**Exercise instructions:** Will you write out the data exactly, excluding every picture?

**Excerpted data:**
════════

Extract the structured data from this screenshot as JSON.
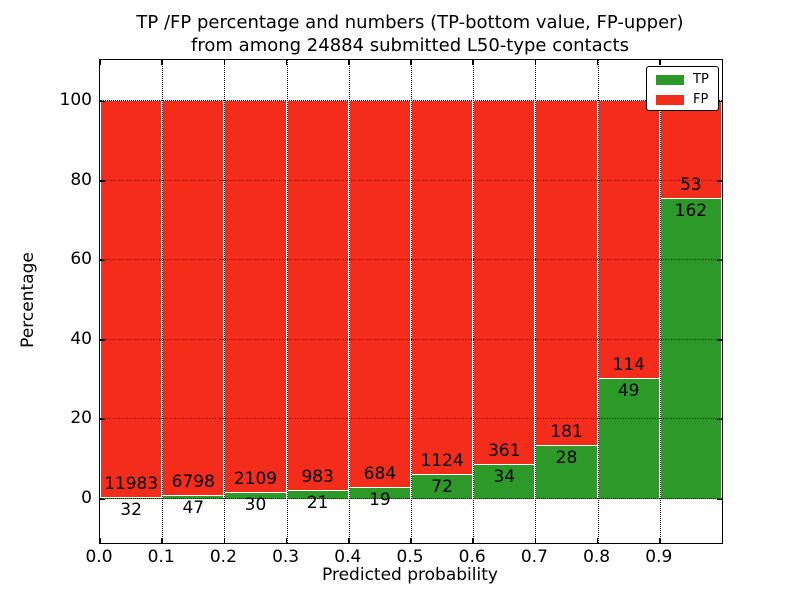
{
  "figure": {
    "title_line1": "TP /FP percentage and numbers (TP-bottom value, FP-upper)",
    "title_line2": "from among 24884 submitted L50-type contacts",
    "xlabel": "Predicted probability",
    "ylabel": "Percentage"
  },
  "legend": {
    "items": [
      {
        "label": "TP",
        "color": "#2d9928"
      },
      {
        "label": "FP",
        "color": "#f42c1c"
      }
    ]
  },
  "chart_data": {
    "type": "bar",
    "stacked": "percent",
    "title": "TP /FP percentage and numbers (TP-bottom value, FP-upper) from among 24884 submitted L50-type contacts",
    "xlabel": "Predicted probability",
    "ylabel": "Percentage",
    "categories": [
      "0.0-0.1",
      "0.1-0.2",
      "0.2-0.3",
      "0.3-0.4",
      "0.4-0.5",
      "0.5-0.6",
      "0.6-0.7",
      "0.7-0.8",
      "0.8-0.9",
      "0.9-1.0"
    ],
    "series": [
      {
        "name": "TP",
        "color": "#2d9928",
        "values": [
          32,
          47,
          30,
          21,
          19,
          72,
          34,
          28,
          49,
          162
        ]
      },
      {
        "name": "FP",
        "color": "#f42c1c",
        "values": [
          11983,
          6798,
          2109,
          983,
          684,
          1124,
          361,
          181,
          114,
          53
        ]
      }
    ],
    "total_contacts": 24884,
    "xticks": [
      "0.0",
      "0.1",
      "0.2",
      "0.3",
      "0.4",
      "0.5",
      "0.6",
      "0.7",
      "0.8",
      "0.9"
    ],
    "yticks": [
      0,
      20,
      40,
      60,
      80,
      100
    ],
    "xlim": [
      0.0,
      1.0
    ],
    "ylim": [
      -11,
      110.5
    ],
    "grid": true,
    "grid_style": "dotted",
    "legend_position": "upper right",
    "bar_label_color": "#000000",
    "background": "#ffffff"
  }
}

════════

**Finished task:**
Extract the structured data from this screenshot as JSON.
{
  "figure": {
    "title_line1": "TP /FP percentage and numbers (TP-bottom value, FP-upper)",
    "title_line2": "from among 24884 submitted L50-type contacts",
    "xlabel": "Predicted probability",
    "ylabel": "Percentage"
  },
  "legend": {
    "items": [
      {
        "label": "TP",
        "color": "#2d9928"
      },
      {
        "label": "FP",
        "color": "#f42c1c"
      }
    ]
  },
  "chart_data": {
    "type": "bar",
    "stacked": "percent",
    "title": "TP /FP percentage and numbers (TP-bottom value, FP-upper) from among 24884 submitted L50-type contacts",
    "xlabel": "Predicted probability",
    "ylabel": "Percentage",
    "categories": [
      "0.0-0.1",
      "0.1-0.2",
      "0.2-0.3",
      "0.3-0.4",
      "0.4-0.5",
      "0.5-0.6",
      "0.6-0.7",
      "0.7-0.8",
      "0.8-0.9",
      "0.9-1.0"
    ],
    "series": [
      {
        "name": "TP",
        "color": "#2d9928",
        "values": [
          32,
          47,
          30,
          21,
          19,
          72,
          34,
          28,
          49,
          162
        ]
      },
      {
        "name": "FP",
        "color": "#f42c1c",
        "values": [
          11983,
          6798,
          2109,
          983,
          684,
          1124,
          361,
          181,
          114,
          53
        ]
      }
    ],
    "total_contacts": 24884,
    "xticks": [
      "0.0",
      "0.1",
      "0.2",
      "0.3",
      "0.4",
      "0.5",
      "0.6",
      "0.7",
      "0.8",
      "0.9"
    ],
    "yticks": [
      0,
      20,
      40,
      60,
      80,
      100
    ],
    "xlim": [
      0.0,
      1.0
    ],
    "ylim": [
      -11,
      110.5
    ],
    "grid": true,
    "grid_style": "dotted",
    "legend_position": "upper right",
    "bar_label_color": "#000000",
    "background": "#ffffff"
  }
}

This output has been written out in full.